| EXERCISE TASK |
Extract every line that contains the string "this".

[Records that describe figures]
%%

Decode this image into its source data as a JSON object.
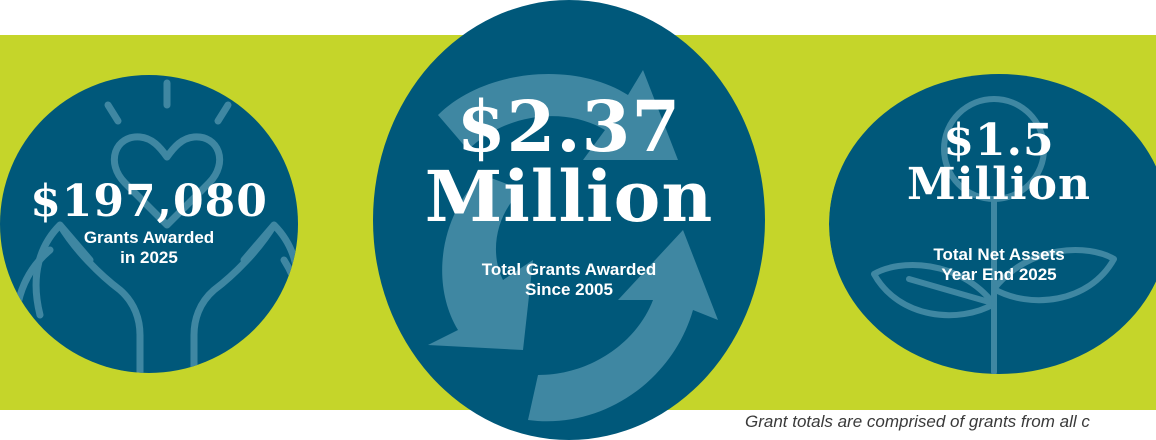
{
  "stats": [
    {
      "value": "$197,080",
      "label_line1": "Grants Awarded",
      "label_line2": "in 2025",
      "icon": "hands-heart-icon"
    },
    {
      "value_line1": "$2.37",
      "value_line2": "Million",
      "label_line1": "Total Grants Awarded",
      "label_line2": "Since 2005",
      "icon": "arrows-cycle-icon"
    },
    {
      "value_line1": "$1.5",
      "value_line2": "Million",
      "label_line1": "Total Net Assets",
      "label_line2": "Year End 2025",
      "icon": "plant-coin-icon"
    }
  ],
  "footnote": "Grant totals are comprised of grants from all c",
  "colors": {
    "band": "#c5d52a",
    "circle": "#00587a",
    "icon_line": "#3f87a2",
    "text": "#ffffff"
  }
}
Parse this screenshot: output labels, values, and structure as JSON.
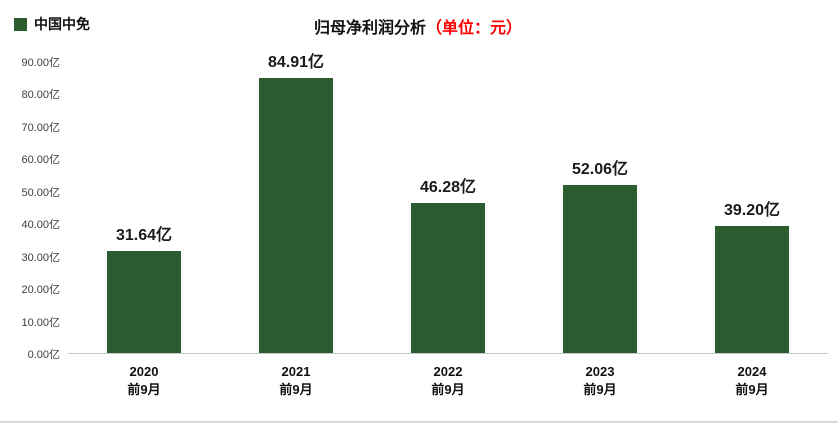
{
  "legend": {
    "label": "中国中免",
    "color": "#2e5c31"
  },
  "title": {
    "main": "归母净利润分析",
    "unit": "（单位：元）"
  },
  "chart_data": {
    "type": "bar",
    "title": "归母净利润分析（单位：元）",
    "legend": [
      "中国中免"
    ],
    "legend_position": "top-left",
    "categories": [
      "2020",
      "2021",
      "2022",
      "2023",
      "2024"
    ],
    "category_sub_label": "前9月",
    "values": [
      31.64,
      84.91,
      46.28,
      52.06,
      39.2
    ],
    "data_labels": [
      "31.64亿",
      "84.91亿",
      "46.28亿",
      "52.06亿",
      "39.20亿"
    ],
    "y_ticks": [
      "90.00亿",
      "80.00亿",
      "70.00亿",
      "60.00亿",
      "50.00亿",
      "40.00亿",
      "30.00亿",
      "20.00亿",
      "10.00亿",
      "0.00亿"
    ],
    "ylim": [
      0,
      90
    ],
    "xlabel": "",
    "ylabel": "",
    "grid": false,
    "bar_color": "#2e5c31"
  }
}
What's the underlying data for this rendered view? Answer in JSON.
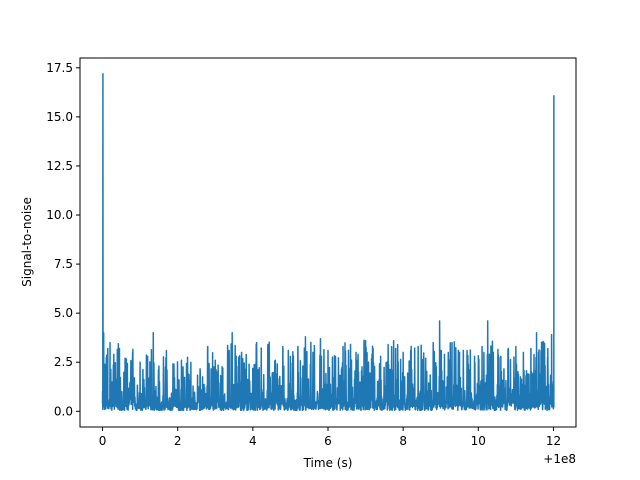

%%

| EXERCISE SOLUTION |
Decode this image into its source data as a JSON object.
Parse this screenshot: output labels, values, and structure as JSON.
What's the underlying data for this rendered view? Answer in JSON.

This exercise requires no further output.